Task details
Restate the entries word for word, omitting nothing.

── Material provided ──

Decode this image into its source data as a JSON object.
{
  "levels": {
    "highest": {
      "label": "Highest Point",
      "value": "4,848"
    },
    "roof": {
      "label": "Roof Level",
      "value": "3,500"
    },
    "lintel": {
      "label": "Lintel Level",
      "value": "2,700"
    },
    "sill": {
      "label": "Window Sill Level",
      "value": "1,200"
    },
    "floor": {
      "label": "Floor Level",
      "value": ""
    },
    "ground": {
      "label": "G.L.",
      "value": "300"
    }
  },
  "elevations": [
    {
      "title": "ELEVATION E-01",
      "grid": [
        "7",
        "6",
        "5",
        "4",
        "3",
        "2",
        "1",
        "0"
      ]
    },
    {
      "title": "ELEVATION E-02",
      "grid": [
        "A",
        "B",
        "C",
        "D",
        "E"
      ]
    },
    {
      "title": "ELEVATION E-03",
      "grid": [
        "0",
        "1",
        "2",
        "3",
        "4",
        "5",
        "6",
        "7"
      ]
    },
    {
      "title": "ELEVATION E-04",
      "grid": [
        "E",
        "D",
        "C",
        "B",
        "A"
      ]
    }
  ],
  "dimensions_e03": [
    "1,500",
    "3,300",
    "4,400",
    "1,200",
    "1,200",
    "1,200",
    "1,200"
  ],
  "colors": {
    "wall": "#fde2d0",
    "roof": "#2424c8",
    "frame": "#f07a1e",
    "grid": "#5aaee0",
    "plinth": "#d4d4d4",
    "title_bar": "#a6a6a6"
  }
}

───

Exercise result
Decode this image into its source data as a JSON object.
{
  "levels": {
    "highest": {
      "label": "Highest Point",
      "value": "4,848"
    },
    "roof": {
      "label": "Roof Level",
      "value": "3,500"
    },
    "lintel": {
      "label": "Lintel Level",
      "value": "2,700"
    },
    "sill": {
      "label": "Window Sill Level",
      "value": "1,200"
    },
    "floor": {
      "label": "Floor Level",
      "value": ""
    },
    "ground": {
      "label": "G.L.",
      "value": "300"
    }
  },
  "elevations": [
    {
      "title": "ELEVATION E-01",
      "grid": [
        "7",
        "6",
        "5",
        "4",
        "3",
        "2",
        "1",
        "0"
      ]
    },
    {
      "title": "ELEVATION E-02",
      "grid": [
        "A",
        "B",
        "C",
        "D",
        "E"
      ]
    },
    {
      "title": "ELEVATION E-03",
      "grid": [
        "0",
        "1",
        "2",
        "3",
        "4",
        "5",
        "6",
        "7"
      ]
    },
    {
      "title": "ELEVATION E-04",
      "grid": [
        "E",
        "D",
        "C",
        "B",
        "A"
      ]
    }
  ],
  "dimensions_e03": [
    "1,500",
    "3,300",
    "4,400",
    "1,200",
    "1,200",
    "1,200",
    "1,200"
  ],
  "colors": {
    "wall": "#fde2d0",
    "roof": "#2424c8",
    "frame": "#f07a1e",
    "grid": "#5aaee0",
    "plinth": "#d4d4d4",
    "title_bar": "#a6a6a6"
  }
}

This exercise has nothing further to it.